What you are asked to do – Copy out the records with every "screenshot" swapped for "screen capture" and all other text left unchanged. Leave out the pictures.

Data entries –

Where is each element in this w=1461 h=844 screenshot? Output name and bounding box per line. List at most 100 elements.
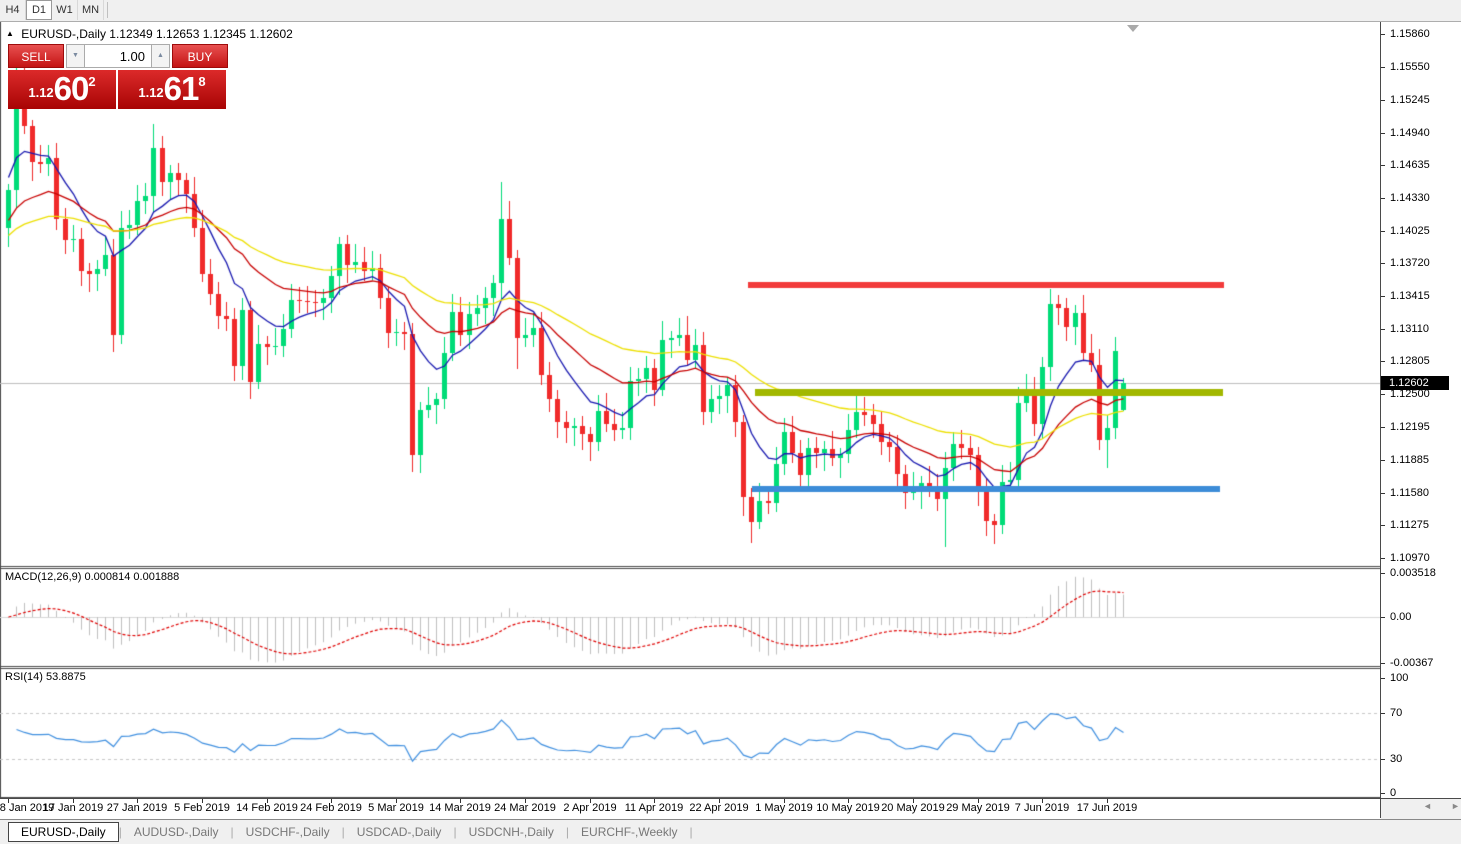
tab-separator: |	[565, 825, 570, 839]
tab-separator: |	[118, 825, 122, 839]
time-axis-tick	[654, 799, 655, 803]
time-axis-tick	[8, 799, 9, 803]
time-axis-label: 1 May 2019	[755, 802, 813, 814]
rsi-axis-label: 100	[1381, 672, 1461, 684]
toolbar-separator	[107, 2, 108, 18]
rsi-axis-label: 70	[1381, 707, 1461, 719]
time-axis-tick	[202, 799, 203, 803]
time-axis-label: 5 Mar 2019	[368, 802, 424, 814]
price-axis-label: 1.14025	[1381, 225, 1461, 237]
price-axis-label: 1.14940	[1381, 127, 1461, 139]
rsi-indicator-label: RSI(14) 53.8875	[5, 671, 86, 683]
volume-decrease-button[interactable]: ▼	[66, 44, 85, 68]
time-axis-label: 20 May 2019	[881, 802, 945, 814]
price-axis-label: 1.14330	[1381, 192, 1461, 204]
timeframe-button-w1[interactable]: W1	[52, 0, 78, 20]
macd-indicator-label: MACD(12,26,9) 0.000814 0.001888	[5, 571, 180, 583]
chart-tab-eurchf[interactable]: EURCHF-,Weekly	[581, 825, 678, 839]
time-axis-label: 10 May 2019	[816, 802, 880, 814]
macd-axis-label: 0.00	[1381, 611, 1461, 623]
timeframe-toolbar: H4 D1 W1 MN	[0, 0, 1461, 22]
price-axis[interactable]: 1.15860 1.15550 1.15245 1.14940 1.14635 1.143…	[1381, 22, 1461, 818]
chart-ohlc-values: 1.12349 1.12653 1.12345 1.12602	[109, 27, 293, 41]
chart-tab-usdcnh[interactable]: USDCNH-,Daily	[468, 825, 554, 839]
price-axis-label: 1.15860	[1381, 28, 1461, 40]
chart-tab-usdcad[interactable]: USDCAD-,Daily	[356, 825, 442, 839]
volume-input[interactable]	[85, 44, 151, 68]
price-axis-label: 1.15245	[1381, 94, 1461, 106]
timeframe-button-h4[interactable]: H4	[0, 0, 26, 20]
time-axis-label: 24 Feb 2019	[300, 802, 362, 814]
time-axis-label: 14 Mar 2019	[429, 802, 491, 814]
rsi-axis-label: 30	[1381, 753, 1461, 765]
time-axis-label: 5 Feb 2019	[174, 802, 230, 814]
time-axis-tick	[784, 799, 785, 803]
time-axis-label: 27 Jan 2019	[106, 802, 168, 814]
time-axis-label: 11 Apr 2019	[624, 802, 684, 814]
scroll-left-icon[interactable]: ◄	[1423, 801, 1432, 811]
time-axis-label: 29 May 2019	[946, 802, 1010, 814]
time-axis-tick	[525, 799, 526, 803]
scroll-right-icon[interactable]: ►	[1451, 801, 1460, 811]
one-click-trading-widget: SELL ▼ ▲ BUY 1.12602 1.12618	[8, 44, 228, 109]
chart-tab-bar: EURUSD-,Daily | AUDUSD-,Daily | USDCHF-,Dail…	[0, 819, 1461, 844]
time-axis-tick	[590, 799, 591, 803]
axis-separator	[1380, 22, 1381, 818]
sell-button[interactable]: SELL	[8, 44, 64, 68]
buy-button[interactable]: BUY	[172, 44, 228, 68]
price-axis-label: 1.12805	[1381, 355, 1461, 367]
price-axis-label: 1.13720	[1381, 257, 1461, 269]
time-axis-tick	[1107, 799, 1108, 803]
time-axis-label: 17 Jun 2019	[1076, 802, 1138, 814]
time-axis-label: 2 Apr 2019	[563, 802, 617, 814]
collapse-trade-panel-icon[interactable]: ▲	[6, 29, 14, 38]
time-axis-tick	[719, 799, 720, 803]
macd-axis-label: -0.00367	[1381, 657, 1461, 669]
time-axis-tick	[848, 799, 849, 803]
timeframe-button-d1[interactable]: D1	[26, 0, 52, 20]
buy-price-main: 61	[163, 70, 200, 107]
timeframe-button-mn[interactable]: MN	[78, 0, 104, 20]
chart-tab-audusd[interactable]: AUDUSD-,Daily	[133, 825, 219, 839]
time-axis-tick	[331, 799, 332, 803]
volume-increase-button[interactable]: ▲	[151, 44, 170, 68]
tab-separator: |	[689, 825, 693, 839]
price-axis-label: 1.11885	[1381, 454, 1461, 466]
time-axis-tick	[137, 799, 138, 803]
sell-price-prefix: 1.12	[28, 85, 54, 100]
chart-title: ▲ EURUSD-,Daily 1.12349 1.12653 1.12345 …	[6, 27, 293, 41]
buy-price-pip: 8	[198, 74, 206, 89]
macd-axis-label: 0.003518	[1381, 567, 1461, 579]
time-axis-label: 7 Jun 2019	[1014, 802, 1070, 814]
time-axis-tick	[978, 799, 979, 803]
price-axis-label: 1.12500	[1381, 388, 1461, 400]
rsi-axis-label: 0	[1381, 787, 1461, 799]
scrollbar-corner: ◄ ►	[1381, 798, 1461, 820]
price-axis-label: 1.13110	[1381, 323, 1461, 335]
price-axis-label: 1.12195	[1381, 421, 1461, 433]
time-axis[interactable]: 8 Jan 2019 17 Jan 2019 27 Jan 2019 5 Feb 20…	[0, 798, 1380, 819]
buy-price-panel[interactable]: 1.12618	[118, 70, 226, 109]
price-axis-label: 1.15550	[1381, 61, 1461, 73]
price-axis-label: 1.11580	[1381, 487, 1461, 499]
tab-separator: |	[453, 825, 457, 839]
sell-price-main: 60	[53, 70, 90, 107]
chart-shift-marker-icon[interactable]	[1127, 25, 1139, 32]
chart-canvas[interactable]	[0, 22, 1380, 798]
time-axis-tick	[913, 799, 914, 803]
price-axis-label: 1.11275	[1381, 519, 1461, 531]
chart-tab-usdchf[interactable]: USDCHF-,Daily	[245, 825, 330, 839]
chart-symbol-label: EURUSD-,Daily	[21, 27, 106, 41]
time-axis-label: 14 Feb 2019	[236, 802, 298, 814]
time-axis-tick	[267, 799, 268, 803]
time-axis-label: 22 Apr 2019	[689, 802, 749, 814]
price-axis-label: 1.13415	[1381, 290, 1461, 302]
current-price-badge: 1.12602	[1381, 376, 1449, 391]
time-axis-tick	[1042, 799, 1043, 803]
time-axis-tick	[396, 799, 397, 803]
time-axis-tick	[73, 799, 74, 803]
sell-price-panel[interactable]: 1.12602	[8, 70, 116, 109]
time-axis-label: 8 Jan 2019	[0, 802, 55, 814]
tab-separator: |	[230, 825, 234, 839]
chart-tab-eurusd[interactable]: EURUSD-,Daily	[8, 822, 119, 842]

Expected answer –
Where is each element in this w=1461 h=844 screen capture? Output name and bounding box per line. List at most 100 elements.
tab-separator: |	[565, 825, 570, 839]
tab-separator: |	[118, 825, 122, 839]
time-axis-tick	[654, 799, 655, 803]
time-axis-tick	[8, 799, 9, 803]
time-axis-label: 1 May 2019	[755, 802, 813, 814]
rsi-axis-label: 100	[1381, 672, 1461, 684]
toolbar-separator	[107, 2, 108, 18]
rsi-axis-label: 70	[1381, 707, 1461, 719]
time-axis-tick	[202, 799, 203, 803]
time-axis-label: 5 Mar 2019	[368, 802, 424, 814]
price-axis-label: 1.14025	[1381, 225, 1461, 237]
price-axis-label: 1.14940	[1381, 127, 1461, 139]
rsi-indicator-label: RSI(14) 53.8875	[5, 671, 86, 683]
volume-decrease-button[interactable]: ▼	[66, 44, 85, 68]
time-axis-label: 20 May 2019	[881, 802, 945, 814]
price-axis-label: 1.14330	[1381, 192, 1461, 204]
timeframe-button-w1[interactable]: W1	[52, 0, 78, 20]
macd-indicator-label: MACD(12,26,9) 0.000814 0.001888	[5, 571, 180, 583]
chart-tab-eurchf[interactable]: EURCHF-,Weekly	[581, 825, 678, 839]
time-axis-label: 10 May 2019	[816, 802, 880, 814]
macd-axis-label: 0.00	[1381, 611, 1461, 623]
timeframe-toolbar: H4 D1 W1 MN	[0, 0, 1461, 22]
price-axis[interactable]: 1.15860 1.15550 1.15245 1.14940 1.14635 1.143…	[1381, 22, 1461, 818]
chart-ohlc-values: 1.12349 1.12653 1.12345 1.12602	[109, 27, 293, 41]
chart-tab-usdcnh[interactable]: USDCNH-,Daily	[468, 825, 554, 839]
price-axis-label: 1.15860	[1381, 28, 1461, 40]
chart-tab-usdcad[interactable]: USDCAD-,Daily	[356, 825, 442, 839]
volume-input[interactable]	[85, 44, 151, 68]
price-axis-label: 1.15245	[1381, 94, 1461, 106]
timeframe-button-h4[interactable]: H4	[0, 0, 26, 20]
time-axis-label: 24 Feb 2019	[300, 802, 362, 814]
time-axis-label: 14 Mar 2019	[429, 802, 491, 814]
rsi-axis-label: 30	[1381, 753, 1461, 765]
time-axis-label: 5 Feb 2019	[174, 802, 230, 814]
time-axis-tick	[784, 799, 785, 803]
time-axis-label: 27 Jan 2019	[106, 802, 168, 814]
time-axis-label: 11 Apr 2019	[624, 802, 684, 814]
scroll-left-icon[interactable]: ◄	[1423, 801, 1432, 811]
time-axis-label: 29 May 2019	[946, 802, 1010, 814]
time-axis-tick	[525, 799, 526, 803]
scroll-right-icon[interactable]: ►	[1451, 801, 1460, 811]
one-click-trading-widget: SELL ▼ ▲ BUY 1.12602 1.12618	[8, 44, 228, 109]
chart-tab-bar: EURUSD-,Daily | AUDUSD-,Daily | USDCHF-,Dail…	[0, 819, 1461, 844]
time-axis-tick	[590, 799, 591, 803]
axis-separator	[1380, 22, 1381, 818]
sell-button[interactable]: SELL	[8, 44, 64, 68]
buy-button[interactable]: BUY	[172, 44, 228, 68]
price-axis-label: 1.12805	[1381, 355, 1461, 367]
price-axis-label: 1.13720	[1381, 257, 1461, 269]
time-axis-tick	[1107, 799, 1108, 803]
time-axis-label: 17 Jun 2019	[1076, 802, 1138, 814]
time-axis-label: 2 Apr 2019	[563, 802, 617, 814]
collapse-trade-panel-icon[interactable]: ▲	[6, 29, 14, 38]
time-axis-tick	[719, 799, 720, 803]
macd-axis-label: -0.00367	[1381, 657, 1461, 669]
time-axis-tick	[848, 799, 849, 803]
timeframe-button-d1[interactable]: D1	[26, 0, 52, 20]
buy-price-main: 61	[163, 70, 200, 107]
timeframe-button-mn[interactable]: MN	[78, 0, 104, 20]
chart-tab-audusd[interactable]: AUDUSD-,Daily	[133, 825, 219, 839]
time-axis-tick	[331, 799, 332, 803]
volume-increase-button[interactable]: ▲	[151, 44, 170, 68]
tab-separator: |	[689, 825, 693, 839]
price-axis-label: 1.11885	[1381, 454, 1461, 466]
time-axis-tick	[137, 799, 138, 803]
sell-price-prefix: 1.12	[28, 85, 54, 100]
chart-title: ▲ EURUSD-,Daily 1.12349 1.12653 1.12345 …	[6, 27, 293, 41]
buy-price-pip: 8	[198, 74, 206, 89]
macd-axis-label: 0.003518	[1381, 567, 1461, 579]
time-axis-label: 7 Jun 2019	[1014, 802, 1070, 814]
time-axis-tick	[978, 799, 979, 803]
price-axis-label: 1.12500	[1381, 388, 1461, 400]
rsi-axis-label: 0	[1381, 787, 1461, 799]
scrollbar-corner: ◄ ►	[1381, 798, 1461, 820]
price-axis-label: 1.13110	[1381, 323, 1461, 335]
price-axis-label: 1.12195	[1381, 421, 1461, 433]
time-axis[interactable]: 8 Jan 2019 17 Jan 2019 27 Jan 2019 5 Feb 20…	[0, 798, 1380, 819]
buy-price-panel[interactable]: 1.12618	[118, 70, 226, 109]
price-axis-label: 1.15550	[1381, 61, 1461, 73]
price-axis-label: 1.11580	[1381, 487, 1461, 499]
tab-separator: |	[453, 825, 457, 839]
sell-price-main: 60	[53, 70, 90, 107]
chart-shift-marker-icon[interactable]	[1127, 25, 1139, 32]
chart-canvas[interactable]	[0, 22, 1380, 798]
time-axis-tick	[913, 799, 914, 803]
price-axis-label: 1.11275	[1381, 519, 1461, 531]
chart-tab-usdchf[interactable]: USDCHF-,Daily	[245, 825, 330, 839]
chart-symbol-label: EURUSD-,Daily	[21, 27, 106, 41]
time-axis-label: 14 Feb 2019	[236, 802, 298, 814]
time-axis-tick	[267, 799, 268, 803]
time-axis-label: 22 Apr 2019	[689, 802, 749, 814]
price-axis-label: 1.13415	[1381, 290, 1461, 302]
current-price-badge: 1.12602	[1381, 376, 1449, 391]
time-axis-tick	[1042, 799, 1043, 803]
time-axis-tick	[396, 799, 397, 803]
time-axis-tick	[73, 799, 74, 803]
sell-price-panel[interactable]: 1.12602	[8, 70, 116, 109]
time-axis-label: 8 Jan 2019	[0, 802, 55, 814]
tab-separator: |	[230, 825, 234, 839]
chart-tab-eurusd[interactable]: EURUSD-,Daily	[8, 822, 119, 842]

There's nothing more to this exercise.